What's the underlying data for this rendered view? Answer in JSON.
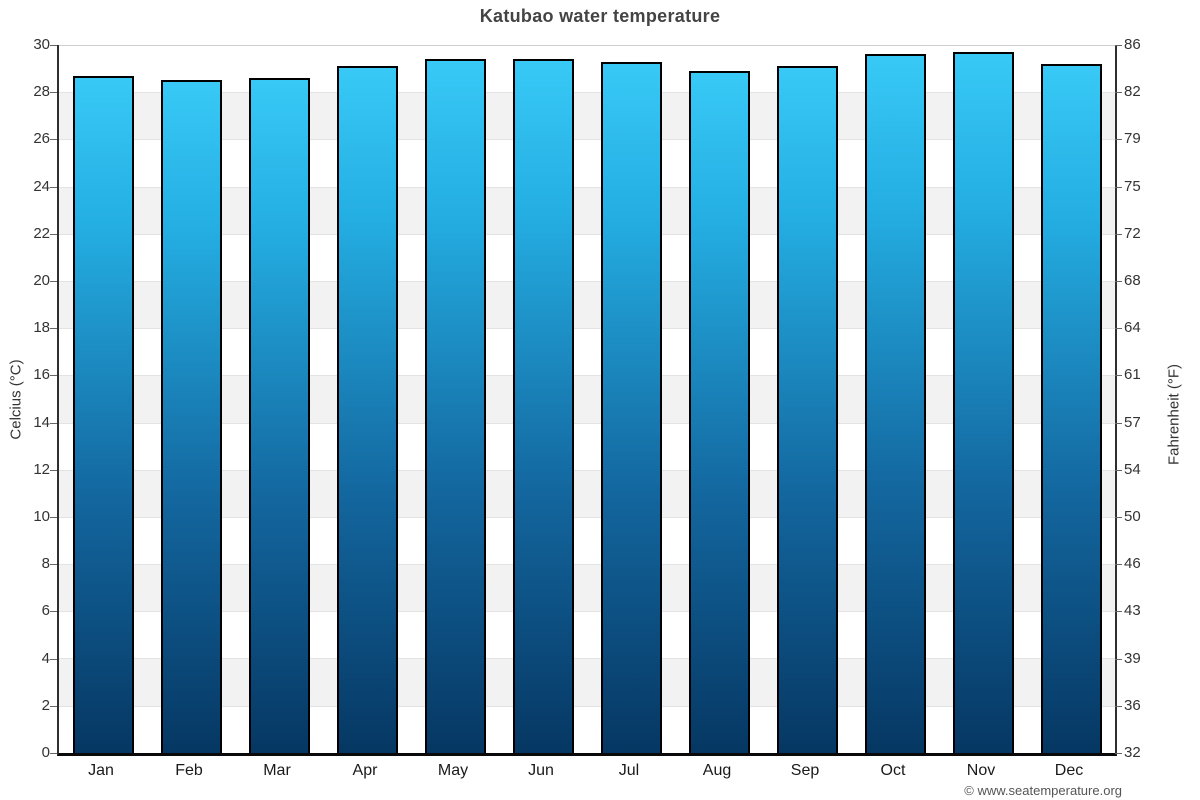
{
  "title": "Katubao water temperature",
  "footer": {
    "credit": "© www.seatemperature.org"
  },
  "axes": {
    "left_label": "Celcius (°C)",
    "right_label": "Fahrenheit (°F)"
  },
  "chart_data": {
    "type": "bar",
    "title": "Katubao water temperature",
    "categories": [
      "Jan",
      "Feb",
      "Mar",
      "Apr",
      "May",
      "Jun",
      "Jul",
      "Aug",
      "Sep",
      "Oct",
      "Nov",
      "Dec"
    ],
    "values": [
      28.7,
      28.5,
      28.6,
      29.1,
      29.4,
      29.4,
      29.3,
      28.9,
      29.1,
      29.6,
      29.7,
      29.2
    ],
    "unit": "°C",
    "xlabel": "",
    "ylabel_left": "Celcius (°C)",
    "ylabel_right": "Fahrenheit (°F)",
    "ylim": [
      0,
      30
    ],
    "left_ticks": [
      30,
      28,
      26,
      24,
      22,
      20,
      18,
      16,
      14,
      12,
      10,
      8,
      6,
      4,
      2,
      0
    ],
    "right_ticks": [
      86,
      82,
      79,
      75,
      72,
      68,
      64,
      61,
      57,
      54,
      50,
      46,
      43,
      39,
      36,
      32
    ],
    "grid": "horizontal alternating bands every 2°C",
    "legend": "none",
    "colors": {
      "bar_gradient_top": "#38c9f6",
      "bar_gradient_upper_mid": "#24aee2",
      "bar_gradient_lower_mid": "#13679f",
      "bar_gradient_bottom": "#063763",
      "bar_border": "#000000",
      "band_white": "#ffffff",
      "band_gray": "#f2f2f2",
      "grid_line": "#e3e3e3",
      "top_grid_line": "#cfcfcf",
      "axis_line": "#2f2f2f",
      "baseline": "#0a0a0a",
      "title_color": "#444444",
      "tick_label_color": "#333333",
      "month_label_color": "#1a1a1a",
      "tick_mark_color": "#666666",
      "footer_color": "#555555"
    }
  }
}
────────
■ **JOB**
In the copy, include all records verbatim but no images.

■ **RESPONSE FOR THIS EXERCISE**
What's the underlying data for this rendered view? Answer in JSON.
{
  "title": "Katubao water temperature",
  "footer": {
    "credit": "© www.seatemperature.org"
  },
  "axes": {
    "left_label": "Celcius (°C)",
    "right_label": "Fahrenheit (°F)"
  },
  "chart_data": {
    "type": "bar",
    "title": "Katubao water temperature",
    "categories": [
      "Jan",
      "Feb",
      "Mar",
      "Apr",
      "May",
      "Jun",
      "Jul",
      "Aug",
      "Sep",
      "Oct",
      "Nov",
      "Dec"
    ],
    "values": [
      28.7,
      28.5,
      28.6,
      29.1,
      29.4,
      29.4,
      29.3,
      28.9,
      29.1,
      29.6,
      29.7,
      29.2
    ],
    "unit": "°C",
    "xlabel": "",
    "ylabel_left": "Celcius (°C)",
    "ylabel_right": "Fahrenheit (°F)",
    "ylim": [
      0,
      30
    ],
    "left_ticks": [
      30,
      28,
      26,
      24,
      22,
      20,
      18,
      16,
      14,
      12,
      10,
      8,
      6,
      4,
      2,
      0
    ],
    "right_ticks": [
      86,
      82,
      79,
      75,
      72,
      68,
      64,
      61,
      57,
      54,
      50,
      46,
      43,
      39,
      36,
      32
    ],
    "grid": "horizontal alternating bands every 2°C",
    "legend": "none",
    "colors": {
      "bar_gradient_top": "#38c9f6",
      "bar_gradient_upper_mid": "#24aee2",
      "bar_gradient_lower_mid": "#13679f",
      "bar_gradient_bottom": "#063763",
      "bar_border": "#000000",
      "band_white": "#ffffff",
      "band_gray": "#f2f2f2",
      "grid_line": "#e3e3e3",
      "top_grid_line": "#cfcfcf",
      "axis_line": "#2f2f2f",
      "baseline": "#0a0a0a",
      "title_color": "#444444",
      "tick_label_color": "#333333",
      "month_label_color": "#1a1a1a",
      "tick_mark_color": "#666666",
      "footer_color": "#555555"
    }
  }
}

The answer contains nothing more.